╭─ RECORDS SUPPLIED

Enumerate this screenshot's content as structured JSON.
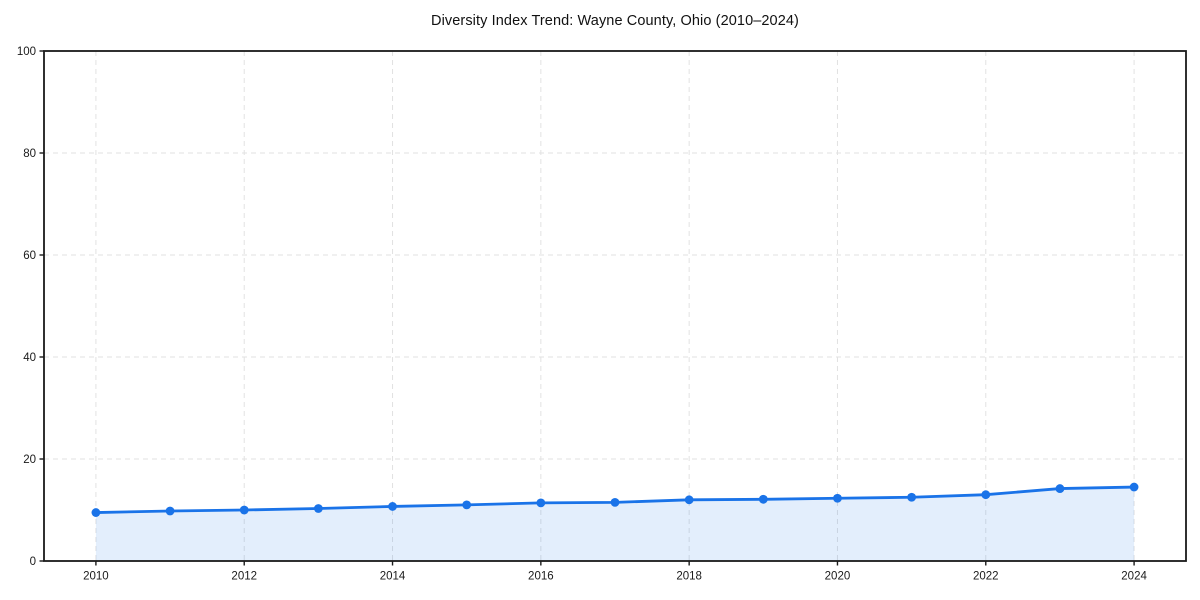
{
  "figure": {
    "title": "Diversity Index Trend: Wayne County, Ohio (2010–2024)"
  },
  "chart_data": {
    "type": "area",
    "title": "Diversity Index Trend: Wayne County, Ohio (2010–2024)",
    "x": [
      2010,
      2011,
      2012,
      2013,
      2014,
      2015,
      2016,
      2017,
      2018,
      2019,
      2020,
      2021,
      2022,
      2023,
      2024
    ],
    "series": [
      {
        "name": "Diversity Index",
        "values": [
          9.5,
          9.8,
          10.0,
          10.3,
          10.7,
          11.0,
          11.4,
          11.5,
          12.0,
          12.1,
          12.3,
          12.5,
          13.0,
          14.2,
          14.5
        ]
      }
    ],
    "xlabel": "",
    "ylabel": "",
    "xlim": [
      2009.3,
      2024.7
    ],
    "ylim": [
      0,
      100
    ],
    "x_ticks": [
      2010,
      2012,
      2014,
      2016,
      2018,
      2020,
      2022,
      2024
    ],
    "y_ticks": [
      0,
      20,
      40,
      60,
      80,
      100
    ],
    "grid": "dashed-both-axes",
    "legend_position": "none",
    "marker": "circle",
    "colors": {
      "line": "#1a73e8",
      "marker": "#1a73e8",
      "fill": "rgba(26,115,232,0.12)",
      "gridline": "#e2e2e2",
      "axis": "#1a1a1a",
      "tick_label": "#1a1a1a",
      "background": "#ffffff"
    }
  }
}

╰─

◆ EXERCISE AIM:
Drop the pictures and reproduce the rest of the entries above exactly.

◆ ANSWER FOR THE TASK:
Enumerate this screenshot's content as structured JSON.
{
  "figure": {
    "title": "Diversity Index Trend: Wayne County, Ohio (2010–2024)"
  },
  "chart_data": {
    "type": "area",
    "title": "Diversity Index Trend: Wayne County, Ohio (2010–2024)",
    "x": [
      2010,
      2011,
      2012,
      2013,
      2014,
      2015,
      2016,
      2017,
      2018,
      2019,
      2020,
      2021,
      2022,
      2023,
      2024
    ],
    "series": [
      {
        "name": "Diversity Index",
        "values": [
          9.5,
          9.8,
          10.0,
          10.3,
          10.7,
          11.0,
          11.4,
          11.5,
          12.0,
          12.1,
          12.3,
          12.5,
          13.0,
          14.2,
          14.5
        ]
      }
    ],
    "xlabel": "",
    "ylabel": "",
    "xlim": [
      2009.3,
      2024.7
    ],
    "ylim": [
      0,
      100
    ],
    "x_ticks": [
      2010,
      2012,
      2014,
      2016,
      2018,
      2020,
      2022,
      2024
    ],
    "y_ticks": [
      0,
      20,
      40,
      60,
      80,
      100
    ],
    "grid": "dashed-both-axes",
    "legend_position": "none",
    "marker": "circle",
    "colors": {
      "line": "#1a73e8",
      "marker": "#1a73e8",
      "fill": "rgba(26,115,232,0.12)",
      "gridline": "#e2e2e2",
      "axis": "#1a1a1a",
      "tick_label": "#1a1a1a",
      "background": "#ffffff"
    }
  }
}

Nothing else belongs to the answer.